Rows from a dataset ->
---*---
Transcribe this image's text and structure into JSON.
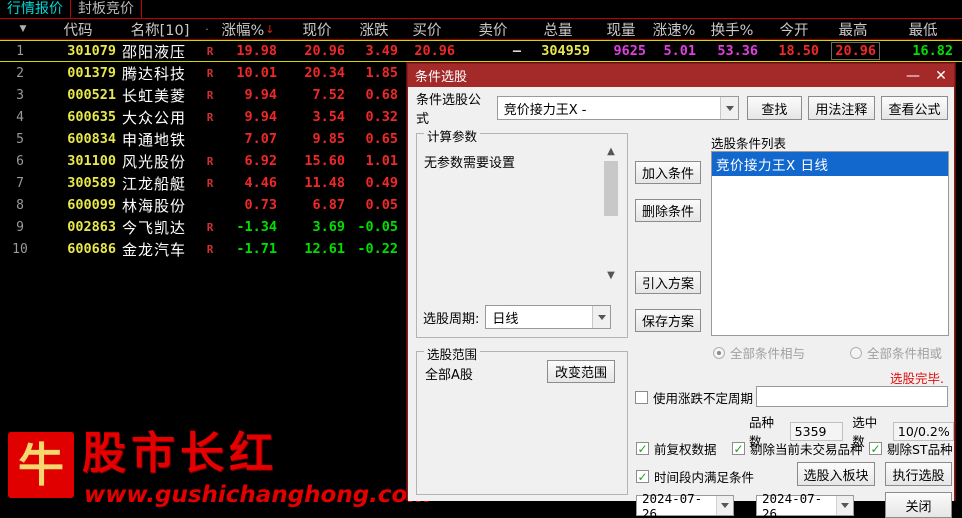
{
  "tabs": [
    {
      "label": "行情报价",
      "active": true
    },
    {
      "label": "封板竞价",
      "active": false
    }
  ],
  "table": {
    "columns": [
      {
        "key": "idx",
        "label": ""
      },
      {
        "key": "code",
        "label": "代码"
      },
      {
        "key": "name",
        "label": "名称[10]"
      },
      {
        "key": "dot",
        "label": "·"
      },
      {
        "key": "chgpct",
        "label": "涨幅%"
      },
      {
        "key": "price",
        "label": "现价"
      },
      {
        "key": "chg",
        "label": "涨跌"
      },
      {
        "key": "bid",
        "label": "买价"
      },
      {
        "key": "ask",
        "label": "卖价"
      },
      {
        "key": "volume",
        "label": "总量"
      },
      {
        "key": "curvol",
        "label": "现量"
      },
      {
        "key": "speed",
        "label": "涨速%"
      },
      {
        "key": "turn",
        "label": "换手%"
      },
      {
        "key": "open",
        "label": "今开"
      },
      {
        "key": "high",
        "label": "最高"
      },
      {
        "key": "low",
        "label": "最低"
      }
    ],
    "sort_column": "涨幅%",
    "sort_dir": "desc",
    "rows": [
      {
        "idx": "1",
        "code": "301079",
        "name": "邵阳液压",
        "r": "R",
        "chgpct": "19.98",
        "price": "20.96",
        "chg": "3.49",
        "bid": "20.96",
        "ask": "–",
        "volume": "304959",
        "curvol": "9625",
        "speed": "5.01",
        "turn": "53.36",
        "open": "18.50",
        "high": "20.96",
        "low": "16.82",
        "dir": "up",
        "selected": true
      },
      {
        "idx": "2",
        "code": "001379",
        "name": "腾达科技",
        "r": "R",
        "chgpct": "10.01",
        "price": "20.34",
        "chg": "1.85",
        "bid": "",
        "ask": "",
        "volume": "",
        "curvol": "",
        "speed": "",
        "turn": "",
        "open": "",
        "high": "",
        "low": "",
        "dir": "up",
        "selected": false
      },
      {
        "idx": "3",
        "code": "000521",
        "name": "长虹美菱",
        "r": "R",
        "chgpct": "9.94",
        "price": "7.52",
        "chg": "0.68",
        "bid": "",
        "ask": "",
        "volume": "",
        "curvol": "",
        "speed": "",
        "turn": "",
        "open": "",
        "high": "",
        "low": "",
        "dir": "up",
        "selected": false
      },
      {
        "idx": "4",
        "code": "600635",
        "name": "大众公用",
        "r": "R",
        "chgpct": "9.94",
        "price": "3.54",
        "chg": "0.32",
        "bid": "",
        "ask": "",
        "volume": "",
        "curvol": "",
        "speed": "",
        "turn": "",
        "open": "",
        "high": "",
        "low": "",
        "dir": "up",
        "selected": false
      },
      {
        "idx": "5",
        "code": "600834",
        "name": "申通地铁",
        "r": "",
        "chgpct": "7.07",
        "price": "9.85",
        "chg": "0.65",
        "bid": "",
        "ask": "",
        "volume": "",
        "curvol": "",
        "speed": "",
        "turn": "",
        "open": "",
        "high": "",
        "low": "",
        "dir": "up",
        "selected": false
      },
      {
        "idx": "6",
        "code": "301100",
        "name": "风光股份",
        "r": "R",
        "chgpct": "6.92",
        "price": "15.60",
        "chg": "1.01",
        "bid": "",
        "ask": "",
        "volume": "",
        "curvol": "",
        "speed": "",
        "turn": "",
        "open": "",
        "high": "",
        "low": "",
        "dir": "up",
        "selected": false
      },
      {
        "idx": "7",
        "code": "300589",
        "name": "江龙船艇",
        "r": "R",
        "chgpct": "4.46",
        "price": "11.48",
        "chg": "0.49",
        "bid": "",
        "ask": "",
        "volume": "",
        "curvol": "",
        "speed": "",
        "turn": "",
        "open": "",
        "high": "",
        "low": "",
        "dir": "up",
        "selected": false
      },
      {
        "idx": "8",
        "code": "600099",
        "name": "林海股份",
        "r": "",
        "chgpct": "0.73",
        "price": "6.87",
        "chg": "0.05",
        "bid": "",
        "ask": "",
        "volume": "",
        "curvol": "",
        "speed": "",
        "turn": "",
        "open": "",
        "high": "",
        "low": "",
        "dir": "up",
        "selected": false
      },
      {
        "idx": "9",
        "code": "002863",
        "name": "今飞凯达",
        "r": "R",
        "chgpct": "-1.34",
        "price": "3.69",
        "chg": "-0.05",
        "bid": "",
        "ask": "",
        "volume": "",
        "curvol": "",
        "speed": "",
        "turn": "",
        "open": "",
        "high": "",
        "low": "",
        "dir": "down",
        "selected": false
      },
      {
        "idx": "10",
        "code": "600686",
        "name": "金龙汽车",
        "r": "R",
        "chgpct": "-1.71",
        "price": "12.61",
        "chg": "-0.22",
        "bid": "",
        "ask": "",
        "volume": "",
        "curvol": "",
        "speed": "",
        "turn": "",
        "open": "",
        "high": "",
        "low": "",
        "dir": "down",
        "selected": false
      }
    ]
  },
  "watermark": {
    "seal": "牛",
    "brand": "股市长红",
    "url": "www.gushichanghong.com"
  },
  "dialog": {
    "title": "条件选股",
    "minimize": "—",
    "close": "✕",
    "formula_label": "条件选股公式",
    "formula_value": "竞价接力王X  -",
    "find_button": "查找",
    "usage_button": "用法注释",
    "view_formula_button": "查看公式",
    "calc_group_label": "计算参数",
    "calc_text": "无参数需要设置",
    "period_label": "选股周期:",
    "period_value": "日线",
    "range_group_label": "选股范围",
    "range_value": "全部A股",
    "change_range_button": "改变范围",
    "add_condition_button": "加入条件",
    "del_condition_button": "删除条件",
    "import_plan_button": "引入方案",
    "save_plan_button": "保存方案",
    "condition_list_label": "选股条件列表",
    "condition_items": [
      "竞价接力王X  日线"
    ],
    "radio_and": "全部条件相与",
    "radio_or": "全部条件相或",
    "radio_selected": "and",
    "status_text": "选股完毕.",
    "uncertain_period_label": "使用涨跌不定周期",
    "uncertain_period_checked": false,
    "uncertain_period_value": "",
    "count_label": "品种数",
    "count_value": "5359",
    "selected_label": "选中数",
    "selected_value": "10/0.2%",
    "cb_forward_adj": "前复权数据",
    "cb_forward_adj_checked": true,
    "cb_exclude_untraded": "剔除当前未交易品种",
    "cb_exclude_untraded_checked": true,
    "cb_exclude_st": "剔除ST品种",
    "cb_exclude_st_checked": true,
    "cb_period_match": "时间段内满足条件",
    "cb_period_match_checked": true,
    "date_from": "2024-07-26",
    "date_sep": "-",
    "date_to": "2024-07-26",
    "select_to_block_button": "选股入板块",
    "execute_button": "执行选股",
    "close_button": "关闭"
  }
}
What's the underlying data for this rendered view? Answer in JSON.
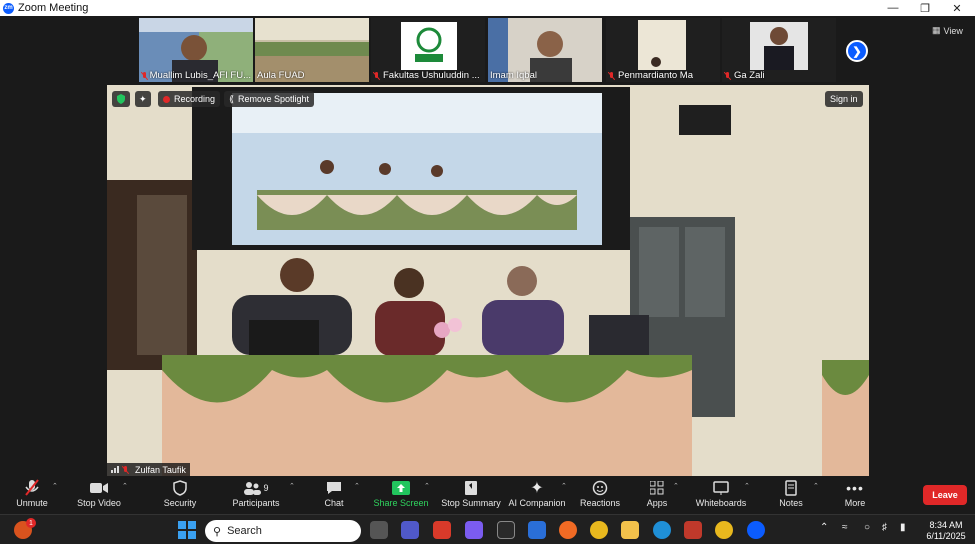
{
  "window": {
    "title": "Zoom Meeting",
    "logo_text": "zm"
  },
  "gallery": {
    "participants": [
      {
        "name": "Muallim Lubis_AFI FU...",
        "muted": true
      },
      {
        "name": "Aula FUAD",
        "muted": false
      },
      {
        "name": "Fakultas Ushuluddin ...",
        "muted": true
      },
      {
        "name": "Imam Iqbal",
        "muted": false
      },
      {
        "name": "Penmardianto Ma",
        "muted": true
      },
      {
        "name": "Ga Zali",
        "muted": true
      }
    ],
    "view_label": "View"
  },
  "main_video": {
    "recording_label": "Recording",
    "remove_spotlight_label": "Remove Spotlight",
    "sign_in_label": "Sign in",
    "speaker_name": "Zulfan Taufik"
  },
  "toolbar": {
    "unmute": "Unmute",
    "stop_video": "Stop Video",
    "security": "Security",
    "participants": "Participants",
    "participants_count": "9",
    "chat": "Chat",
    "share_screen": "Share Screen",
    "stop_summary": "Stop Summary",
    "ai_companion": "AI Companion",
    "reactions": "Reactions",
    "apps": "Apps",
    "whiteboards": "Whiteboards",
    "notes": "Notes",
    "more": "More",
    "leave": "Leave"
  },
  "taskbar": {
    "search_placeholder": "Search",
    "notification_count": "1",
    "time": "8:34 AM",
    "date": "6/11/2025"
  }
}
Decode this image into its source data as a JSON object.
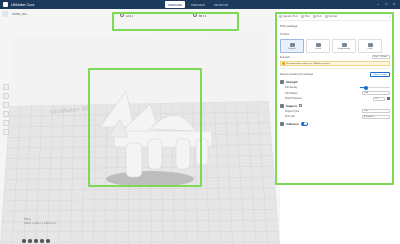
{
  "window": {
    "app_name": "UltiMaker Cura",
    "tabs": [
      "PREPARE",
      "PREVIEW",
      "MONITOR"
    ],
    "active_tab": 0
  },
  "viewport": {
    "file_name": "UMS5_Wo...",
    "printer_1": {
      "name": "UltiMaker S5 Pro...",
      "detail": "AA 0.4"
    },
    "printer_2": {
      "name": "UltiMaker S5 Pro...",
      "detail": "BB 0.4"
    },
    "plate_label": "UltiMaker S5",
    "object_info": {
      "name": "Tiling",
      "dims": "199.0 x 126.2 x 100.0 mm"
    },
    "highlight_color": "#7ed957"
  },
  "panel": {
    "header": {
      "items": [
        "Generic PLA",
        "PLA",
        "PLA",
        "Normal"
      ],
      "close_icon": "close-icon"
    },
    "title": "Print settings",
    "profiles_title": "Profiles",
    "profiles": [
      {
        "label": "Default",
        "active": true
      },
      {
        "label": "Visual",
        "active": false
      },
      {
        "label": "Engineering",
        "active": false
      },
      {
        "label": "Draft",
        "active": false
      }
    ],
    "profile_row": {
      "label": "Extrusion",
      "value": "Fast - 0.2mm"
    },
    "notice": "Recommended settings for UltiMaker printers",
    "custom": {
      "label": "Recommended print settings",
      "button": "Show Custom"
    },
    "strength": {
      "title": "Strength",
      "infill_label": "Infill density",
      "infill_value": 20,
      "infill_pattern_label": "Infill Pattern",
      "infill_pattern_value": "Grid",
      "shell_label": "Shell Thickness",
      "shell_value": "0.8"
    },
    "support": {
      "title": "Support",
      "type_label": "Support Type",
      "type_value": "Tree",
      "print_with_label": "Print with",
      "print_with_value": "Extruder 1"
    },
    "adhesion": {
      "title": "Adhesion",
      "enabled": true
    }
  }
}
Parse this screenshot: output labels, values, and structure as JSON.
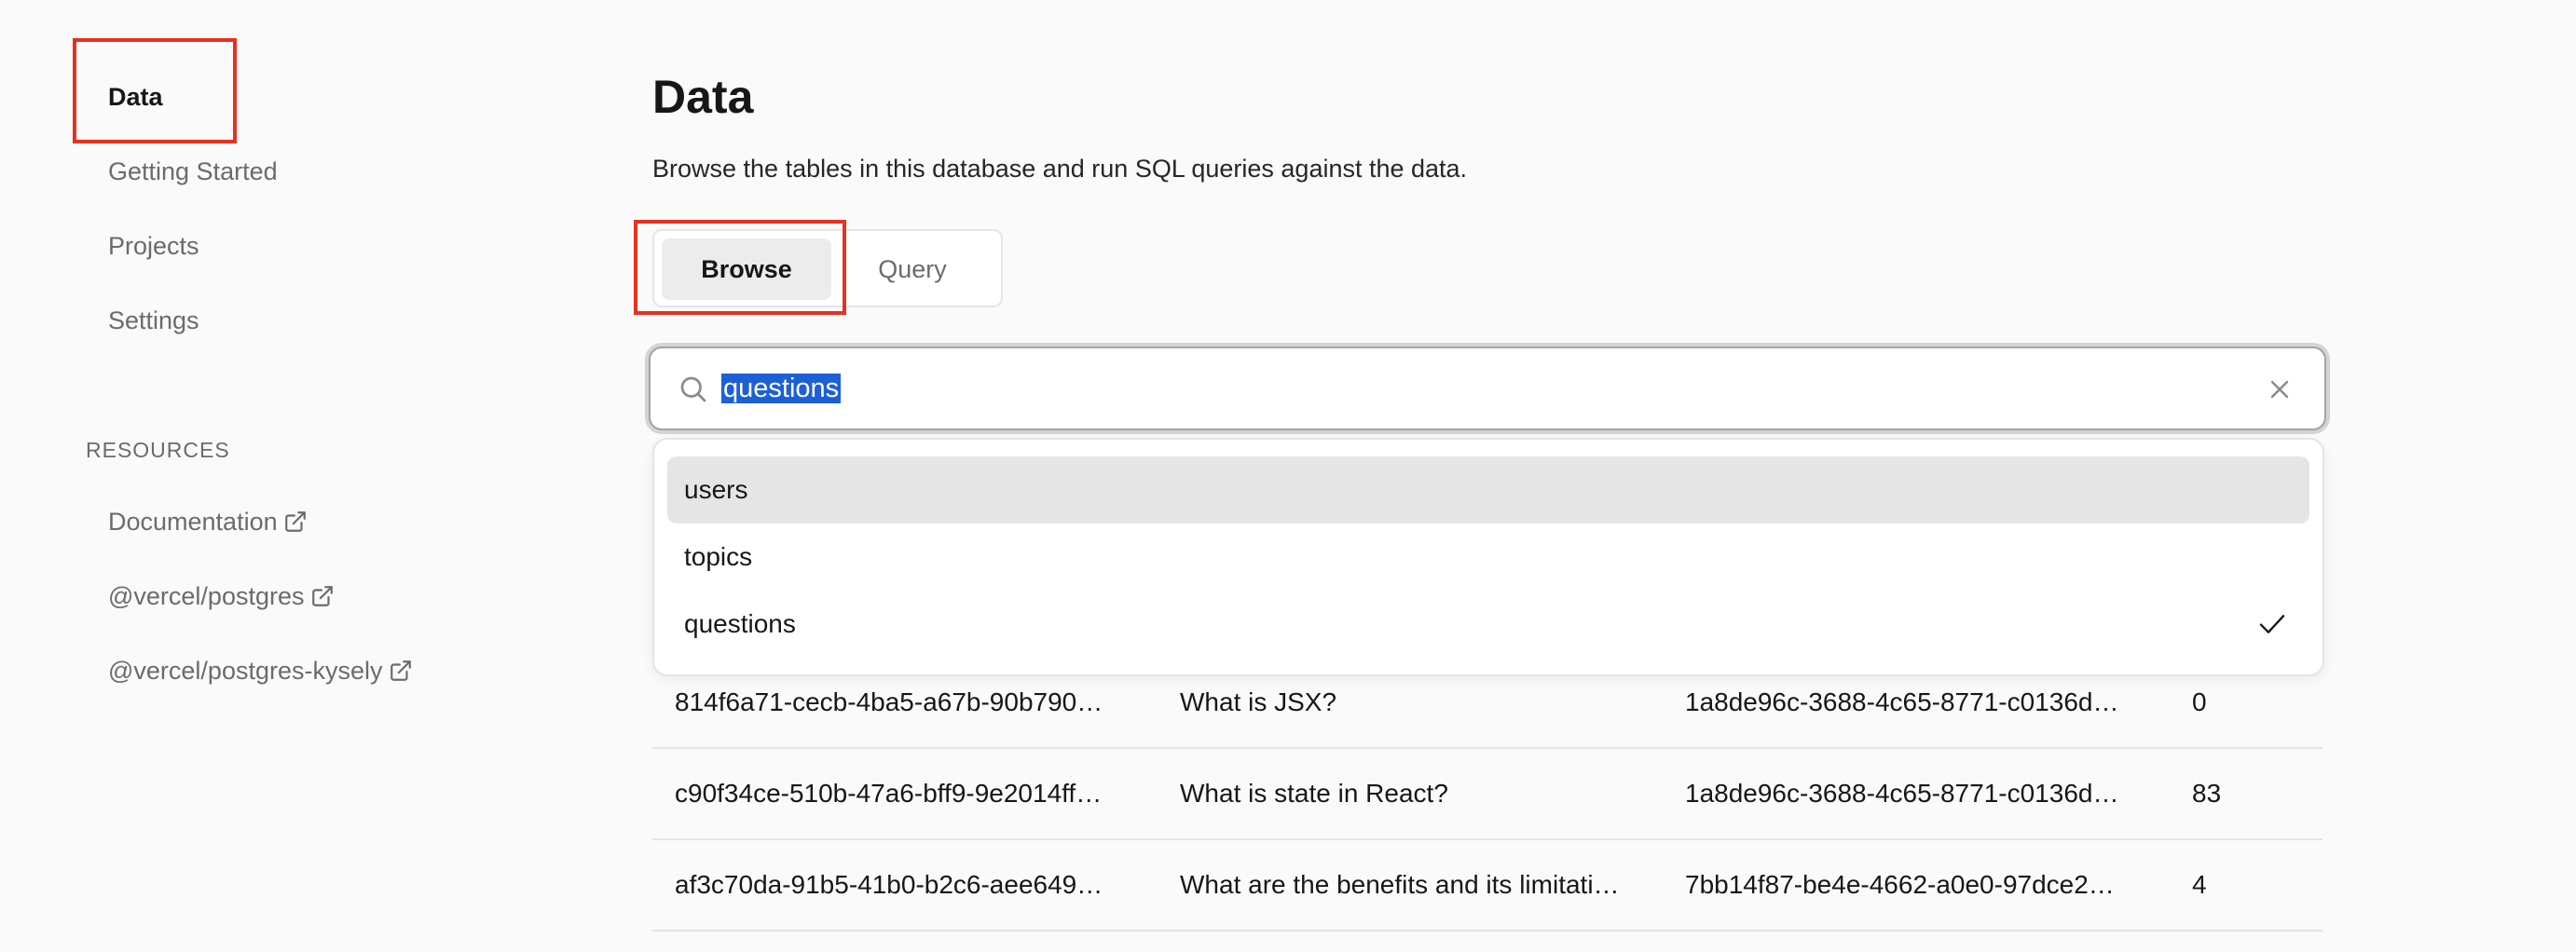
---*---
BRIEF -> Go over the records above and tally each line that includes "image". Give the total by itself.

COMPLETE OUTPUT -> 2